### Aim of the task
All entries are to be quoted exactly; the images stay out of the copy.

[START OF Task data]

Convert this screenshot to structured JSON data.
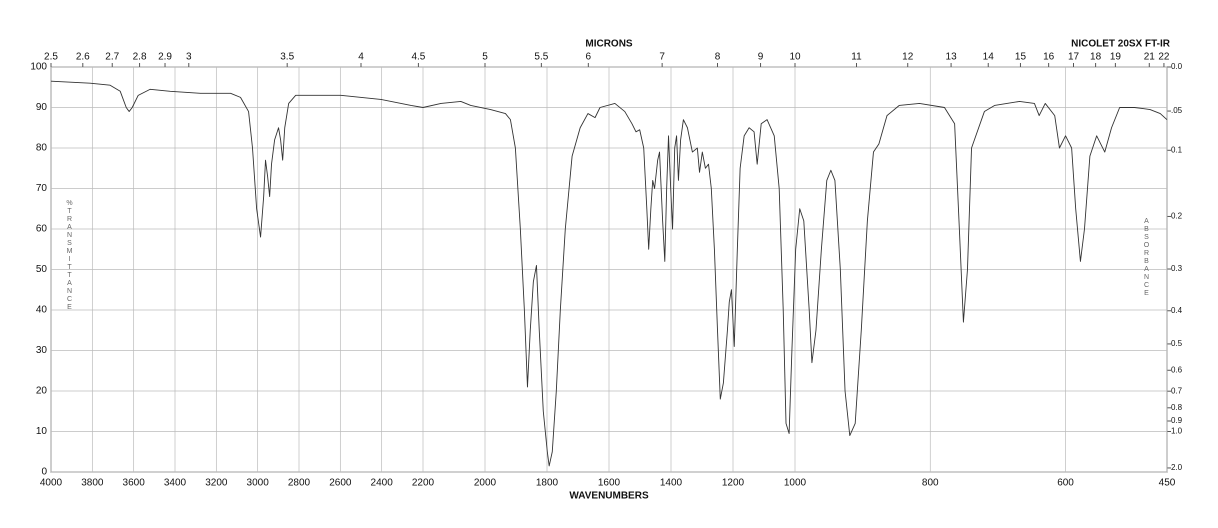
{
  "chart_data": {
    "type": "line",
    "title": "NICOLET 20SX FT-IR",
    "x_label": "WAVENUMBERS",
    "x2_label": "MICRONS",
    "y_label": "%TRANSMITTANCE",
    "y2_label": "ABSORBANCE",
    "color": "#333333",
    "grid": true,
    "xlim": [
      4000,
      450
    ],
    "xscale_breaks": [
      2200,
      1000
    ],
    "xticks": [
      4000,
      3800,
      3600,
      3400,
      3200,
      3000,
      2800,
      2600,
      2400,
      2200,
      2000,
      1800,
      1600,
      1400,
      1200,
      1000,
      800,
      600,
      450
    ],
    "x2ticks": [
      2.5,
      2.6,
      2.7,
      2.8,
      2.9,
      3,
      3.5,
      4,
      4.5,
      5,
      5.5,
      6,
      7,
      8,
      9,
      10,
      11,
      12,
      13,
      14,
      15,
      16,
      17,
      18,
      19,
      21,
      22
    ],
    "ylim": [
      0,
      100
    ],
    "yticks": [
      0,
      10,
      20,
      30,
      40,
      50,
      60,
      70,
      80,
      90,
      100
    ],
    "y2ticks": [
      {
        "value": 0,
        "label": "0.0"
      },
      {
        "value": 0.05,
        "label": ".05"
      },
      0.1,
      0.2,
      0.3,
      0.4,
      0.5,
      0.6,
      0.7,
      0.8,
      0.9,
      {
        "value": 1,
        "label": "1.0"
      },
      {
        "value": 2,
        "label": "2.0"
      }
    ],
    "x": [
      4000,
      3811,
      3714,
      3665,
      3636,
      3622,
      3607,
      3578,
      3520,
      3423,
      3277,
      3131,
      3083,
      3044,
      3025,
      3005,
      2986,
      2971,
      2962,
      2952,
      2942,
      2933,
      2918,
      2899,
      2889,
      2879,
      2869,
      2850,
      2816,
      2598,
      2404,
      2258,
      2200,
      2142,
      2078,
      2046,
      1982,
      1934,
      1918,
      1902,
      1886,
      1873,
      1863,
      1854,
      1844,
      1834,
      1825,
      1812,
      1799,
      1793,
      1783,
      1770,
      1757,
      1741,
      1719,
      1693,
      1668,
      1645,
      1629,
      1581,
      1549,
      1526,
      1513,
      1501,
      1488,
      1478,
      1472,
      1465,
      1459,
      1453,
      1443,
      1437,
      1427,
      1420,
      1414,
      1408,
      1401,
      1395,
      1388,
      1382,
      1376,
      1369,
      1360,
      1347,
      1331,
      1315,
      1308,
      1299,
      1289,
      1279,
      1270,
      1260,
      1250,
      1241,
      1231,
      1218,
      1212,
      1205,
      1196,
      1186,
      1177,
      1164,
      1148,
      1132,
      1122,
      1109,
      1090,
      1067,
      1051,
      1038,
      1029,
      1019,
      1010,
      999,
      993,
      987,
      979,
      975,
      969,
      961,
      953,
      947,
      941,
      933,
      926,
      919,
      911,
      902,
      893,
      884,
      876,
      864,
      846,
      816,
      779,
      764,
      757,
      751,
      745,
      739,
      720,
      705,
      668,
      646,
      639,
      630,
      616,
      609,
      600,
      591,
      585,
      578,
      572,
      564,
      554,
      542,
      532,
      520,
      498,
      475,
      460,
      450
    ],
    "values": [
      96.5,
      96,
      95.5,
      94,
      90,
      89,
      90,
      93,
      94.5,
      94,
      93.5,
      93.5,
      92.5,
      89,
      80,
      65,
      58,
      68,
      77,
      73,
      68,
      76,
      82,
      85,
      82,
      77,
      85,
      91,
      93,
      93,
      92,
      90.5,
      90,
      91,
      91.5,
      90.5,
      89.5,
      88.5,
      87,
      80,
      60,
      40,
      21,
      35,
      47,
      51,
      35,
      15,
      5,
      1.5,
      5,
      20,
      40,
      60,
      78,
      85,
      88.5,
      87.5,
      90,
      91,
      89,
      86,
      84,
      84.5,
      80,
      65,
      55,
      65,
      72,
      70,
      77,
      79,
      62,
      52,
      70,
      83,
      70,
      60,
      80,
      83,
      72,
      82,
      87,
      85,
      79,
      80,
      74,
      79,
      75,
      76,
      70,
      55,
      35,
      18,
      22,
      35,
      42,
      45,
      31,
      55,
      75,
      83,
      85,
      84,
      76,
      86,
      87,
      83,
      70,
      40,
      12,
      9.5,
      30,
      55,
      65,
      62,
      40,
      27,
      35,
      55,
      72,
      74.5,
      72,
      50,
      20,
      9,
      12,
      35,
      62,
      79,
      81,
      88,
      90.5,
      91,
      90,
      86,
      60,
      37,
      50,
      80,
      89,
      90.5,
      91.5,
      91,
      88,
      91,
      88,
      80,
      83,
      80,
      65,
      52,
      60,
      78,
      83,
      79,
      85,
      90,
      90,
      89.5,
      88.5,
      87
    ]
  }
}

[END OF Task data]

### Exercise output
Convert this screenshot to structured JSON data.
{
  "chart_data": {
    "type": "line",
    "title": "NICOLET 20SX FT-IR",
    "x_label": "WAVENUMBERS",
    "x2_label": "MICRONS",
    "y_label": "%TRANSMITTANCE",
    "y2_label": "ABSORBANCE",
    "color": "#333333",
    "grid": true,
    "xlim": [
      4000,
      450
    ],
    "xscale_breaks": [
      2200,
      1000
    ],
    "xticks": [
      4000,
      3800,
      3600,
      3400,
      3200,
      3000,
      2800,
      2600,
      2400,
      2200,
      2000,
      1800,
      1600,
      1400,
      1200,
      1000,
      800,
      600,
      450
    ],
    "x2ticks": [
      2.5,
      2.6,
      2.7,
      2.8,
      2.9,
      3,
      3.5,
      4,
      4.5,
      5,
      5.5,
      6,
      7,
      8,
      9,
      10,
      11,
      12,
      13,
      14,
      15,
      16,
      17,
      18,
      19,
      21,
      22
    ],
    "ylim": [
      0,
      100
    ],
    "yticks": [
      0,
      10,
      20,
      30,
      40,
      50,
      60,
      70,
      80,
      90,
      100
    ],
    "y2ticks": [
      {
        "value": 0,
        "label": "0.0"
      },
      {
        "value": 0.05,
        "label": ".05"
      },
      0.1,
      0.2,
      0.3,
      0.4,
      0.5,
      0.6,
      0.7,
      0.8,
      0.9,
      {
        "value": 1,
        "label": "1.0"
      },
      {
        "value": 2,
        "label": "2.0"
      }
    ],
    "x": [
      4000,
      3811,
      3714,
      3665,
      3636,
      3622,
      3607,
      3578,
      3520,
      3423,
      3277,
      3131,
      3083,
      3044,
      3025,
      3005,
      2986,
      2971,
      2962,
      2952,
      2942,
      2933,
      2918,
      2899,
      2889,
      2879,
      2869,
      2850,
      2816,
      2598,
      2404,
      2258,
      2200,
      2142,
      2078,
      2046,
      1982,
      1934,
      1918,
      1902,
      1886,
      1873,
      1863,
      1854,
      1844,
      1834,
      1825,
      1812,
      1799,
      1793,
      1783,
      1770,
      1757,
      1741,
      1719,
      1693,
      1668,
      1645,
      1629,
      1581,
      1549,
      1526,
      1513,
      1501,
      1488,
      1478,
      1472,
      1465,
      1459,
      1453,
      1443,
      1437,
      1427,
      1420,
      1414,
      1408,
      1401,
      1395,
      1388,
      1382,
      1376,
      1369,
      1360,
      1347,
      1331,
      1315,
      1308,
      1299,
      1289,
      1279,
      1270,
      1260,
      1250,
      1241,
      1231,
      1218,
      1212,
      1205,
      1196,
      1186,
      1177,
      1164,
      1148,
      1132,
      1122,
      1109,
      1090,
      1067,
      1051,
      1038,
      1029,
      1019,
      1010,
      999,
      993,
      987,
      979,
      975,
      969,
      961,
      953,
      947,
      941,
      933,
      926,
      919,
      911,
      902,
      893,
      884,
      876,
      864,
      846,
      816,
      779,
      764,
      757,
      751,
      745,
      739,
      720,
      705,
      668,
      646,
      639,
      630,
      616,
      609,
      600,
      591,
      585,
      578,
      572,
      564,
      554,
      542,
      532,
      520,
      498,
      475,
      460,
      450
    ],
    "values": [
      96.5,
      96,
      95.5,
      94,
      90,
      89,
      90,
      93,
      94.5,
      94,
      93.5,
      93.5,
      92.5,
      89,
      80,
      65,
      58,
      68,
      77,
      73,
      68,
      76,
      82,
      85,
      82,
      77,
      85,
      91,
      93,
      93,
      92,
      90.5,
      90,
      91,
      91.5,
      90.5,
      89.5,
      88.5,
      87,
      80,
      60,
      40,
      21,
      35,
      47,
      51,
      35,
      15,
      5,
      1.5,
      5,
      20,
      40,
      60,
      78,
      85,
      88.5,
      87.5,
      90,
      91,
      89,
      86,
      84,
      84.5,
      80,
      65,
      55,
      65,
      72,
      70,
      77,
      79,
      62,
      52,
      70,
      83,
      70,
      60,
      80,
      83,
      72,
      82,
      87,
      85,
      79,
      80,
      74,
      79,
      75,
      76,
      70,
      55,
      35,
      18,
      22,
      35,
      42,
      45,
      31,
      55,
      75,
      83,
      85,
      84,
      76,
      86,
      87,
      83,
      70,
      40,
      12,
      9.5,
      30,
      55,
      65,
      62,
      40,
      27,
      35,
      55,
      72,
      74.5,
      72,
      50,
      20,
      9,
      12,
      35,
      62,
      79,
      81,
      88,
      90.5,
      91,
      90,
      86,
      60,
      37,
      50,
      80,
      89,
      90.5,
      91.5,
      91,
      88,
      91,
      88,
      80,
      83,
      80,
      65,
      52,
      60,
      78,
      83,
      79,
      85,
      90,
      90,
      89.5,
      88.5,
      87
    ]
  }
}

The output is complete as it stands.